Task instructions:
Below are records to repeat exactly. Omit the pictures from the copy.

(Rows from a figure dataset)
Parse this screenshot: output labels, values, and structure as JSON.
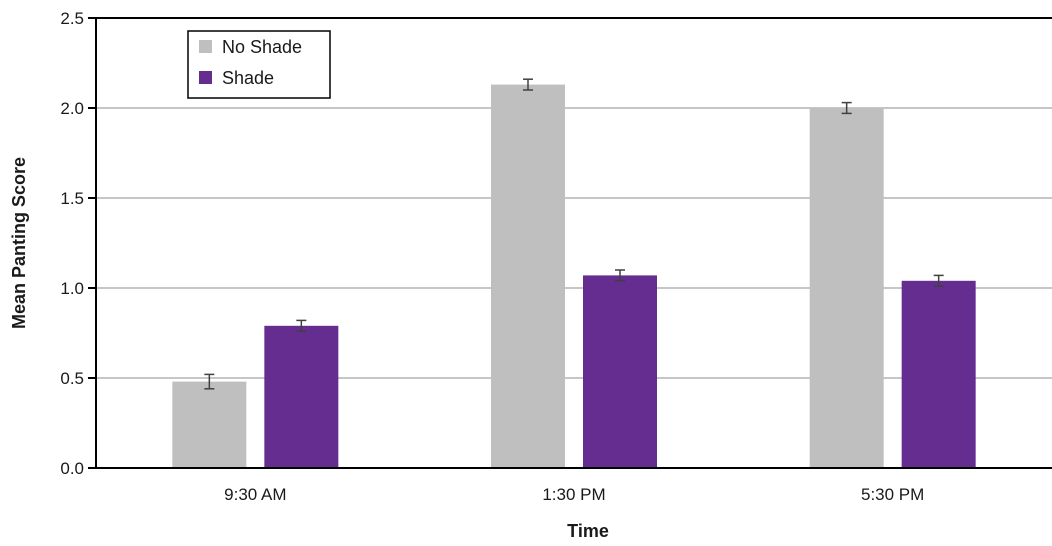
{
  "chart_data": {
    "type": "bar",
    "title": "",
    "xlabel": "Time",
    "ylabel": "Mean Panting Score",
    "categories": [
      "9:30 AM",
      "1:30 PM",
      "5:30 PM"
    ],
    "series": [
      {
        "name": "No Shade",
        "color": "#bfbfbf",
        "values": [
          0.48,
          2.13,
          2.0
        ],
        "errors": [
          0.04,
          0.03,
          0.03
        ]
      },
      {
        "name": "Shade",
        "color": "#662d91",
        "values": [
          0.79,
          1.07,
          1.04
        ],
        "errors": [
          0.03,
          0.03,
          0.03
        ]
      }
    ],
    "ylim": [
      0,
      2.5
    ],
    "yticks": [
      "0.0",
      "0.5",
      "1.0",
      "1.5",
      "2.0",
      "2.5"
    ],
    "grid": true,
    "legend_position": "top-left"
  }
}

Task answer:
Parse this screenshot: output labels, values, and structure as JSON.
{
  "chart_data": {
    "type": "bar",
    "title": "",
    "xlabel": "Time",
    "ylabel": "Mean Panting Score",
    "categories": [
      "9:30 AM",
      "1:30 PM",
      "5:30 PM"
    ],
    "series": [
      {
        "name": "No Shade",
        "color": "#bfbfbf",
        "values": [
          0.48,
          2.13,
          2.0
        ],
        "errors": [
          0.04,
          0.03,
          0.03
        ]
      },
      {
        "name": "Shade",
        "color": "#662d91",
        "values": [
          0.79,
          1.07,
          1.04
        ],
        "errors": [
          0.03,
          0.03,
          0.03
        ]
      }
    ],
    "ylim": [
      0,
      2.5
    ],
    "yticks": [
      "0.0",
      "0.5",
      "1.0",
      "1.5",
      "2.0",
      "2.5"
    ],
    "grid": true,
    "legend_position": "top-left"
  }
}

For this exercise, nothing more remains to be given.